━━ Recorded information

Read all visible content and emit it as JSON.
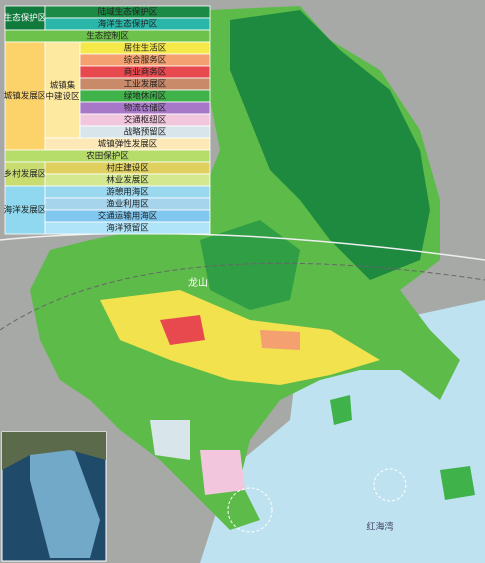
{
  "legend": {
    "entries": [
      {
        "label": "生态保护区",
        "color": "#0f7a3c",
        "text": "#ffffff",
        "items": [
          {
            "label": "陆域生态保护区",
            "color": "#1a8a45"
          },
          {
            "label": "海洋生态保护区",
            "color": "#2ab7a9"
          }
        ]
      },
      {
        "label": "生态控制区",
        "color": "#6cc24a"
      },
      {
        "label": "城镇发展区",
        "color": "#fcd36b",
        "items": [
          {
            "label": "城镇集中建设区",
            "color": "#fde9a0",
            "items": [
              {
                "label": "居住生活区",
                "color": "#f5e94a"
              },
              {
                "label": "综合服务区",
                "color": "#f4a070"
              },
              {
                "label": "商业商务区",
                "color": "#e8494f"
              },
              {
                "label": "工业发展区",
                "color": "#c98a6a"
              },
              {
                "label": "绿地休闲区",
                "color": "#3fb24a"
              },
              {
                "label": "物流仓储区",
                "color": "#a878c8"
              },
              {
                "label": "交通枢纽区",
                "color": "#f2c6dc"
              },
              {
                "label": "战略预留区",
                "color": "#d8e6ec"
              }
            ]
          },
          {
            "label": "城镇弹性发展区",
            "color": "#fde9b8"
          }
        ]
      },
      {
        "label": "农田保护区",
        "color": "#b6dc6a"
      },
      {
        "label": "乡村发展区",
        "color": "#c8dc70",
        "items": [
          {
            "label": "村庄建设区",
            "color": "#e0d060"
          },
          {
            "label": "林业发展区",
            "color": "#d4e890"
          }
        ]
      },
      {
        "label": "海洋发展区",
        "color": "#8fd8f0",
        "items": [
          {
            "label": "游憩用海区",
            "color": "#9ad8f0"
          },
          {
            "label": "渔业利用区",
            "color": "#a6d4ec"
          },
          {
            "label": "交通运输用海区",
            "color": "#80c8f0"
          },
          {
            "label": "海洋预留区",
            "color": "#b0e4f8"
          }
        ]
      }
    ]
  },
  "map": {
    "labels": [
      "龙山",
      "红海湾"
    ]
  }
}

━━━━

### Instruction:
Write out each line again precisely as it appears, skipping every picture.

### Result of the exercise:
Read all visible content and emit it as JSON.
{
  "legend": {
    "entries": [
      {
        "label": "生态保护区",
        "color": "#0f7a3c",
        "text": "#ffffff",
        "items": [
          {
            "label": "陆域生态保护区",
            "color": "#1a8a45"
          },
          {
            "label": "海洋生态保护区",
            "color": "#2ab7a9"
          }
        ]
      },
      {
        "label": "生态控制区",
        "color": "#6cc24a"
      },
      {
        "label": "城镇发展区",
        "color": "#fcd36b",
        "items": [
          {
            "label": "城镇集中建设区",
            "color": "#fde9a0",
            "items": [
              {
                "label": "居住生活区",
                "color": "#f5e94a"
              },
              {
                "label": "综合服务区",
                "color": "#f4a070"
              },
              {
                "label": "商业商务区",
                "color": "#e8494f"
              },
              {
                "label": "工业发展区",
                "color": "#c98a6a"
              },
              {
                "label": "绿地休闲区",
                "color": "#3fb24a"
              },
              {
                "label": "物流仓储区",
                "color": "#a878c8"
              },
              {
                "label": "交通枢纽区",
                "color": "#f2c6dc"
              },
              {
                "label": "战略预留区",
                "color": "#d8e6ec"
              }
            ]
          },
          {
            "label": "城镇弹性发展区",
            "color": "#fde9b8"
          }
        ]
      },
      {
        "label": "农田保护区",
        "color": "#b6dc6a"
      },
      {
        "label": "乡村发展区",
        "color": "#c8dc70",
        "items": [
          {
            "label": "村庄建设区",
            "color": "#e0d060"
          },
          {
            "label": "林业发展区",
            "color": "#d4e890"
          }
        ]
      },
      {
        "label": "海洋发展区",
        "color": "#8fd8f0",
        "items": [
          {
            "label": "游憩用海区",
            "color": "#9ad8f0"
          },
          {
            "label": "渔业利用区",
            "color": "#a6d4ec"
          },
          {
            "label": "交通运输用海区",
            "color": "#80c8f0"
          },
          {
            "label": "海洋预留区",
            "color": "#b0e4f8"
          }
        ]
      }
    ]
  },
  "map": {
    "labels": [
      "龙山",
      "红海湾"
    ]
  }
}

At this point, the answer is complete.